» Data section:
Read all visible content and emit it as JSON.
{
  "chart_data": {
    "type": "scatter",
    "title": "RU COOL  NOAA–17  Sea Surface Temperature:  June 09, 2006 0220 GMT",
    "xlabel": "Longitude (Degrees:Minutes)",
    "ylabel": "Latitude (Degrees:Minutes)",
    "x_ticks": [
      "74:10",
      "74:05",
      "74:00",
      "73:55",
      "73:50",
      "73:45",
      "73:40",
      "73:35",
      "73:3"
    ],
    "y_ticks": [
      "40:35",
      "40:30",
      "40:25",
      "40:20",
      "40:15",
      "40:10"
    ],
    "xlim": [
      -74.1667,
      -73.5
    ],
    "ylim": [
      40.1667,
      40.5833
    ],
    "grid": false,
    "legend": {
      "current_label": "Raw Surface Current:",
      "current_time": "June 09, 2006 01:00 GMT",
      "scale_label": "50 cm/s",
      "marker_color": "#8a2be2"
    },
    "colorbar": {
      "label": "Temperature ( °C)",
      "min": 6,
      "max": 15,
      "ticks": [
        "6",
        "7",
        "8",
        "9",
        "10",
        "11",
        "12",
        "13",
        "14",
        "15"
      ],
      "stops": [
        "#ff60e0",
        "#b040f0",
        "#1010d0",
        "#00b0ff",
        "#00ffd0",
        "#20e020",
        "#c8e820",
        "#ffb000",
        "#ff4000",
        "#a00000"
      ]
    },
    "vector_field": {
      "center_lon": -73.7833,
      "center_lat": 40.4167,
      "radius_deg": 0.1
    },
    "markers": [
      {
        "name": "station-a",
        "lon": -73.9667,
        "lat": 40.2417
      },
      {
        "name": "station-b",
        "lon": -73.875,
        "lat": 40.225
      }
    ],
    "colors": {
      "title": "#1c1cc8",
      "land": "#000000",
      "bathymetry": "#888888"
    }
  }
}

» Task prompt:
The records above must be output exactly, in full.

» Complete output:
Read all visible content and emit it as JSON.
{
  "chart_data": {
    "type": "scatter",
    "title": "RU COOL  NOAA–17  Sea Surface Temperature:  June 09, 2006 0220 GMT",
    "xlabel": "Longitude (Degrees:Minutes)",
    "ylabel": "Latitude (Degrees:Minutes)",
    "x_ticks": [
      "74:10",
      "74:05",
      "74:00",
      "73:55",
      "73:50",
      "73:45",
      "73:40",
      "73:35",
      "73:3"
    ],
    "y_ticks": [
      "40:35",
      "40:30",
      "40:25",
      "40:20",
      "40:15",
      "40:10"
    ],
    "xlim": [
      -74.1667,
      -73.5
    ],
    "ylim": [
      40.1667,
      40.5833
    ],
    "grid": false,
    "legend": {
      "current_label": "Raw Surface Current:",
      "current_time": "June 09, 2006 01:00 GMT",
      "scale_label": "50 cm/s",
      "marker_color": "#8a2be2"
    },
    "colorbar": {
      "label": "Temperature ( °C)",
      "min": 6,
      "max": 15,
      "ticks": [
        "6",
        "7",
        "8",
        "9",
        "10",
        "11",
        "12",
        "13",
        "14",
        "15"
      ],
      "stops": [
        "#ff60e0",
        "#b040f0",
        "#1010d0",
        "#00b0ff",
        "#00ffd0",
        "#20e020",
        "#c8e820",
        "#ffb000",
        "#ff4000",
        "#a00000"
      ]
    },
    "vector_field": {
      "center_lon": -73.7833,
      "center_lat": 40.4167,
      "radius_deg": 0.1
    },
    "markers": [
      {
        "name": "station-a",
        "lon": -73.9667,
        "lat": 40.2417
      },
      {
        "name": "station-b",
        "lon": -73.875,
        "lat": 40.225
      }
    ],
    "colors": {
      "title": "#1c1cc8",
      "land": "#000000",
      "bathymetry": "#888888"
    }
  }
}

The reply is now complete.